---------- DATA FOR THE TASK

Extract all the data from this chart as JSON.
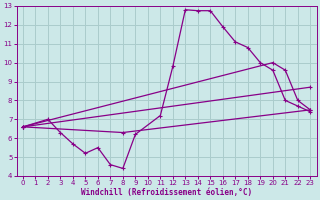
{
  "xlabel": "Windchill (Refroidissement éolien,°C)",
  "xlim": [
    -0.5,
    23.5
  ],
  "ylim": [
    4,
    13
  ],
  "xticks": [
    0,
    1,
    2,
    3,
    4,
    5,
    6,
    7,
    8,
    9,
    10,
    11,
    12,
    13,
    14,
    15,
    16,
    17,
    18,
    19,
    20,
    21,
    22,
    23
  ],
  "yticks": [
    4,
    5,
    6,
    7,
    8,
    9,
    10,
    11,
    12,
    13
  ],
  "background_color": "#cce8e8",
  "grid_color": "#aacccc",
  "line_color": "#880088",
  "lines": [
    {
      "x": [
        0,
        2,
        3,
        4,
        5,
        6,
        7,
        8,
        9,
        11,
        12,
        13,
        14,
        15,
        16,
        17,
        18,
        19,
        20,
        21,
        22,
        23
      ],
      "y": [
        6.6,
        7.0,
        6.3,
        5.7,
        5.2,
        5.5,
        4.6,
        4.4,
        6.2,
        7.2,
        9.8,
        12.8,
        12.75,
        12.75,
        11.9,
        11.1,
        10.8,
        10.0,
        9.6,
        8.0,
        7.7,
        7.4
      ]
    },
    {
      "x": [
        0,
        20,
        21,
        22,
        23
      ],
      "y": [
        6.6,
        10.0,
        9.6,
        8.0,
        7.5
      ]
    },
    {
      "x": [
        0,
        23
      ],
      "y": [
        6.6,
        8.7
      ]
    },
    {
      "x": [
        0,
        8,
        23
      ],
      "y": [
        6.6,
        6.3,
        7.5
      ]
    }
  ]
}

--------------------

WORK TO COMPLETE
Print the complete listing exactly, apart from any pictures.

RESPONSE TO THIS TASK
Extract all the data from this chart as JSON.
{
  "xlabel": "Windchill (Refroidissement éolien,°C)",
  "xlim": [
    -0.5,
    23.5
  ],
  "ylim": [
    4,
    13
  ],
  "xticks": [
    0,
    1,
    2,
    3,
    4,
    5,
    6,
    7,
    8,
    9,
    10,
    11,
    12,
    13,
    14,
    15,
    16,
    17,
    18,
    19,
    20,
    21,
    22,
    23
  ],
  "yticks": [
    4,
    5,
    6,
    7,
    8,
    9,
    10,
    11,
    12,
    13
  ],
  "background_color": "#cce8e8",
  "grid_color": "#aacccc",
  "line_color": "#880088",
  "lines": [
    {
      "x": [
        0,
        2,
        3,
        4,
        5,
        6,
        7,
        8,
        9,
        11,
        12,
        13,
        14,
        15,
        16,
        17,
        18,
        19,
        20,
        21,
        22,
        23
      ],
      "y": [
        6.6,
        7.0,
        6.3,
        5.7,
        5.2,
        5.5,
        4.6,
        4.4,
        6.2,
        7.2,
        9.8,
        12.8,
        12.75,
        12.75,
        11.9,
        11.1,
        10.8,
        10.0,
        9.6,
        8.0,
        7.7,
        7.4
      ]
    },
    {
      "x": [
        0,
        20,
        21,
        22,
        23
      ],
      "y": [
        6.6,
        10.0,
        9.6,
        8.0,
        7.5
      ]
    },
    {
      "x": [
        0,
        23
      ],
      "y": [
        6.6,
        8.7
      ]
    },
    {
      "x": [
        0,
        8,
        23
      ],
      "y": [
        6.6,
        6.3,
        7.5
      ]
    }
  ]
}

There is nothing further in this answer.